Given records:
###

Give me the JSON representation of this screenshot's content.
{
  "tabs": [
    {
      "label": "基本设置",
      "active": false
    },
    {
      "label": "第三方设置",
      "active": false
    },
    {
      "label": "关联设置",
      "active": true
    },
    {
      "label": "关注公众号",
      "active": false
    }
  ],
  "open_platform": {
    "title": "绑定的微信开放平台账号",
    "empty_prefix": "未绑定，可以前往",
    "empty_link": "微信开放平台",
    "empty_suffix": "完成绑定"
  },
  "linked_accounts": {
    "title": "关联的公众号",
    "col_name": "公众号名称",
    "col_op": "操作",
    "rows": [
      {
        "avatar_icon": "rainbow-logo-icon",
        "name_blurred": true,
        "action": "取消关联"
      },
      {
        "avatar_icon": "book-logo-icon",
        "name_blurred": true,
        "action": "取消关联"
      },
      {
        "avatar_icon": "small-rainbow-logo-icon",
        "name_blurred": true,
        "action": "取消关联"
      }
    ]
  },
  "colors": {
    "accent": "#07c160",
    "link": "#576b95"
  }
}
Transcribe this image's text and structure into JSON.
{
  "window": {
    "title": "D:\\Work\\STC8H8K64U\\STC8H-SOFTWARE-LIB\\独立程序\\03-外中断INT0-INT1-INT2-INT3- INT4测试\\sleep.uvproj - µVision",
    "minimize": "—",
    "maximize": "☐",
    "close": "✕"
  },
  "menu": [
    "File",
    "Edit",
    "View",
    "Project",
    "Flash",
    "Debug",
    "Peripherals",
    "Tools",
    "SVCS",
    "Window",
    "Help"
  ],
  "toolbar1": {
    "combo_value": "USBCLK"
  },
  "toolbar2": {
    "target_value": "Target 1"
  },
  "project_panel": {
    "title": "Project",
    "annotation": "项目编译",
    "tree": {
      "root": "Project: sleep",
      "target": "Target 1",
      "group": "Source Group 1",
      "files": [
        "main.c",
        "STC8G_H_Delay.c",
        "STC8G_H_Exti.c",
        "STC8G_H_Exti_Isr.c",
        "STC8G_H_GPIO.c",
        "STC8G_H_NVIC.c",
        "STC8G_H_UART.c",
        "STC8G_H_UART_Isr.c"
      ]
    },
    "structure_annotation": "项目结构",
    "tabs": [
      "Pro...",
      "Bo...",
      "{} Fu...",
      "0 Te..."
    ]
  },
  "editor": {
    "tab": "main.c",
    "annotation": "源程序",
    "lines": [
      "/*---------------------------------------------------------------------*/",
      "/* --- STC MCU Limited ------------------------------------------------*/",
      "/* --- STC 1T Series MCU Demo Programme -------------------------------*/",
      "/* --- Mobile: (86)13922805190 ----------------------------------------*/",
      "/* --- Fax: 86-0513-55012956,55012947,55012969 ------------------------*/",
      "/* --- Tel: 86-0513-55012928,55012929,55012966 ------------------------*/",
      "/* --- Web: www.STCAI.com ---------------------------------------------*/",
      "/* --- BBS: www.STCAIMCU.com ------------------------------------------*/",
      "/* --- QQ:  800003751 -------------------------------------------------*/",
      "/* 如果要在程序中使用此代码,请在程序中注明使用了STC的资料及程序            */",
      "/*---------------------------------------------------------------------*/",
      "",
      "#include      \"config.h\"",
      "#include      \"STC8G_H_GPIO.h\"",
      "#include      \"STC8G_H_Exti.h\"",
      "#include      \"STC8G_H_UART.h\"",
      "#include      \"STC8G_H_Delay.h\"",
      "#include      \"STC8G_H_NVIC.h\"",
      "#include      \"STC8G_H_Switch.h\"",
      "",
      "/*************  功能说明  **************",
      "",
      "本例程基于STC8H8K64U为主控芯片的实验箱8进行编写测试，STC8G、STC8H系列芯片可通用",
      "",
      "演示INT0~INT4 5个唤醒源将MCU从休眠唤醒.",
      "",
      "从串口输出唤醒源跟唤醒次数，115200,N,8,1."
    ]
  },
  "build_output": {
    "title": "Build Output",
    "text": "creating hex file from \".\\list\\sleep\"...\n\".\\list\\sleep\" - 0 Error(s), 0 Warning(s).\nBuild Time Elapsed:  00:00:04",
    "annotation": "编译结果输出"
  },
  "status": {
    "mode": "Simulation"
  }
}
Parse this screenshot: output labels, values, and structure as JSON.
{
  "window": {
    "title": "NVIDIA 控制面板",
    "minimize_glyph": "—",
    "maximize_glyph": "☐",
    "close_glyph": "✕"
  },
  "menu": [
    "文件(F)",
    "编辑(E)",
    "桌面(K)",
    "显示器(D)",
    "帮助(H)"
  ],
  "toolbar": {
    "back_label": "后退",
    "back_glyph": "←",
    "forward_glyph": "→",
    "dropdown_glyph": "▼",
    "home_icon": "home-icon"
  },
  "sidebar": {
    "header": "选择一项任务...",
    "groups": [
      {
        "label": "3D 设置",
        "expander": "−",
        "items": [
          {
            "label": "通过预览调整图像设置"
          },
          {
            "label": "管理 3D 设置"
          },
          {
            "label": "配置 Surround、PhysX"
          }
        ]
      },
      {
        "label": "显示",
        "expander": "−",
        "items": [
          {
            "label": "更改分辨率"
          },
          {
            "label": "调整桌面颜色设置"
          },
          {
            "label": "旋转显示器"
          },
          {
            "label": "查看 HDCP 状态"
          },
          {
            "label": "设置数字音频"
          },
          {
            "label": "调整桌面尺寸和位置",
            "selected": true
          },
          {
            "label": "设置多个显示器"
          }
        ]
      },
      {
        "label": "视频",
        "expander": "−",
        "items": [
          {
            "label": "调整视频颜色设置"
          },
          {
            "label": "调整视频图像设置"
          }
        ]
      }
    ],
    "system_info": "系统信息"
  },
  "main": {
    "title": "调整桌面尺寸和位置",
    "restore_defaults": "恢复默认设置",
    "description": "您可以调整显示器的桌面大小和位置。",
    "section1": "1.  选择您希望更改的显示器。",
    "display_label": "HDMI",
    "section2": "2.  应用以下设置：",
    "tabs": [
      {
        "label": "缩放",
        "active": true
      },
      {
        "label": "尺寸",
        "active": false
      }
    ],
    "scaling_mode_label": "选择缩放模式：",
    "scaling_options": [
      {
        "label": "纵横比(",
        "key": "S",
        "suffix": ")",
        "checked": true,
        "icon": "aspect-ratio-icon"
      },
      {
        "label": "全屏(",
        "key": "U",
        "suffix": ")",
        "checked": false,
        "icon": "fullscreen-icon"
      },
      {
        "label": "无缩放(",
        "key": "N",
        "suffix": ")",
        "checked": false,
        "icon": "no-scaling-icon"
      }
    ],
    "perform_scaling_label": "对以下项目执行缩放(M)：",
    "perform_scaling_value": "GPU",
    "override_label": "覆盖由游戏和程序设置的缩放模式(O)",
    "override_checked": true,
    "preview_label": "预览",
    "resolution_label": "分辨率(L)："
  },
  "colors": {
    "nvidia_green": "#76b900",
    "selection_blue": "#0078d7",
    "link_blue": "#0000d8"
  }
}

###

Objective: Using the records above, pull out each line where the word "include" occurs.

Result for this task:
      "#include      \"config.h\"",
      "#include      \"STC8G_H_GPIO.h\"",
      "#include      \"STC8G_H_Exti.h\"",
      "#include      \"STC8G_H_UART.h\"",
      "#include      \"STC8G_H_Delay.h\"",
      "#include      \"STC8G_H_NVIC.h\"",
      "#include      \"STC8G_H_Switch.h\"",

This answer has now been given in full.